• _What is asked_: Which lines of the records contain "this"? Collect every one of them.

• _Listing_:
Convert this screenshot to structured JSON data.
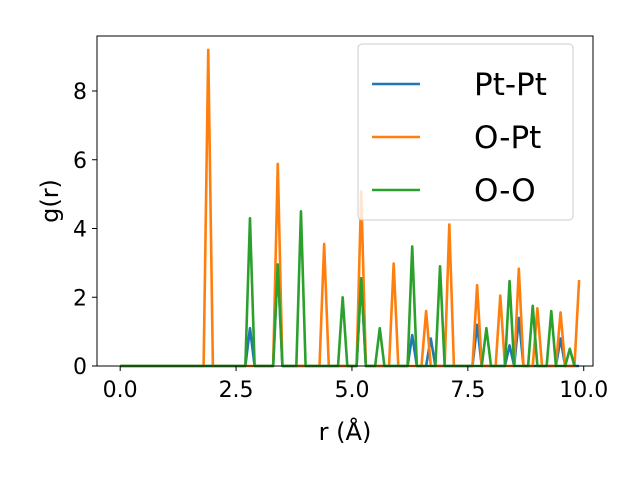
{
  "chart_data": {
    "type": "line",
    "xlabel": "r (Å)",
    "ylabel": "g(r)",
    "xlim": [
      -0.5,
      10.2
    ],
    "ylim": [
      0,
      9.6
    ],
    "xticks": [
      "0.0",
      "2.5",
      "5.0",
      "7.5",
      "10.0"
    ],
    "xtick_values": [
      0.0,
      2.5,
      5.0,
      7.5,
      10.0
    ],
    "yticks": [
      "0",
      "2",
      "4",
      "6",
      "8"
    ],
    "ytick_values": [
      0,
      2,
      4,
      6,
      8
    ],
    "grid": false,
    "legend_position": "top-right",
    "series": [
      {
        "name": "Pt-Pt",
        "color": "#1f77b4",
        "x": [
          0.0,
          2.7,
          2.8,
          2.9,
          3.3,
          3.4,
          3.5,
          5.1,
          5.2,
          5.3,
          6.2,
          6.3,
          6.4,
          6.6,
          6.7,
          6.8,
          7.6,
          7.7,
          7.8,
          8.3,
          8.4,
          8.5,
          8.6,
          8.7,
          9.4,
          9.5,
          9.6,
          9.9
        ],
        "y": [
          0,
          0,
          1.1,
          0,
          0,
          2.95,
          0,
          0,
          2.55,
          0,
          0,
          0.9,
          0,
          0,
          0.8,
          0,
          0,
          1.2,
          0,
          0,
          0.6,
          0,
          1.4,
          0,
          0,
          0.8,
          0,
          0
        ]
      },
      {
        "name": "O-Pt",
        "color": "#ff7f0e",
        "x": [
          0.0,
          1.8,
          1.9,
          2.0,
          3.3,
          3.4,
          3.5,
          4.3,
          4.4,
          4.5,
          5.1,
          5.2,
          5.3,
          5.8,
          5.9,
          6.0,
          6.5,
          6.6,
          6.7,
          7.0,
          7.1,
          7.2,
          7.6,
          7.7,
          7.8,
          8.1,
          8.2,
          8.3,
          8.5,
          8.6,
          8.7,
          8.9,
          9.0,
          9.1,
          9.4,
          9.5,
          9.6,
          9.8,
          9.9
        ],
        "y": [
          0,
          0,
          9.2,
          0,
          0,
          5.88,
          0,
          0,
          3.55,
          0,
          0,
          5.08,
          0,
          0,
          2.98,
          0,
          0,
          1.6,
          0,
          0,
          4.12,
          0,
          0,
          2.35,
          0,
          0,
          2.05,
          0,
          0,
          2.83,
          0,
          0,
          1.68,
          0,
          0,
          1.56,
          0,
          0,
          2.5
        ]
      },
      {
        "name": "O-O",
        "color": "#2ca02c",
        "x": [
          0.0,
          2.7,
          2.8,
          2.9,
          3.3,
          3.4,
          3.5,
          3.8,
          3.9,
          4.0,
          4.7,
          4.8,
          4.9,
          5.1,
          5.2,
          5.3,
          5.5,
          5.6,
          5.7,
          6.2,
          6.3,
          6.4,
          6.8,
          6.9,
          7.0,
          7.8,
          7.9,
          8.0,
          8.3,
          8.4,
          8.5,
          8.8,
          8.9,
          9.0,
          9.2,
          9.3,
          9.4,
          9.6,
          9.7,
          9.8
        ],
        "y": [
          0,
          0,
          4.3,
          0,
          0,
          2.95,
          0,
          0,
          4.5,
          0,
          0,
          2.0,
          0,
          0,
          2.55,
          0,
          0,
          1.1,
          0,
          0,
          3.48,
          0,
          0,
          2.9,
          0,
          0,
          1.1,
          0,
          0,
          2.47,
          0,
          0,
          1.75,
          0,
          0,
          1.6,
          0,
          0,
          0.5,
          0
        ]
      }
    ]
  }
}
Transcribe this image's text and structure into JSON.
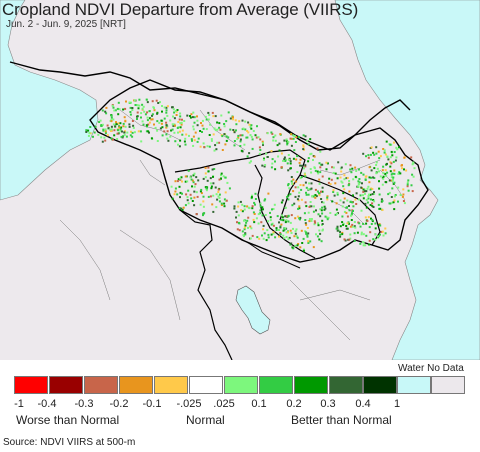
{
  "title": "Cropland NDVI Departure from Average (VIIRS)",
  "subtitle": "Jun. 2 - Jun. 9, 2025 [NRT]",
  "legend": {
    "water_label": "Water",
    "nodata_label": "No Data",
    "swatches": [
      {
        "color": "#ff0000"
      },
      {
        "color": "#990000"
      },
      {
        "color": "#c8654a"
      },
      {
        "color": "#e8951e"
      },
      {
        "color": "#ffc94a"
      },
      {
        "color": "#ffffff"
      },
      {
        "color": "#7df77d"
      },
      {
        "color": "#33cc44"
      },
      {
        "color": "#009900"
      },
      {
        "color": "#336633"
      },
      {
        "color": "#003300"
      },
      {
        "color": "#c8f8f8"
      },
      {
        "color": "#ece8ec"
      }
    ],
    "ticks": [
      "-1",
      "-0.4",
      "-0.3",
      "-0.2",
      "-0.1",
      "-.025",
      ".025",
      "0.1",
      "0.2",
      "0.3",
      "0.4",
      "1"
    ],
    "categories": {
      "worse": "Worse than Normal",
      "normal": "Normal",
      "better": "Better than Normal"
    }
  },
  "source": "Source: NDVI VIIRS at 500-m",
  "colors": {
    "land": "#ede9ed",
    "water": "#c9f8f8",
    "border": "#000000"
  }
}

• _Reply to the task_:
Convert this screenshot to structured JSON data.
Transcribe this image's text and structure into JSON.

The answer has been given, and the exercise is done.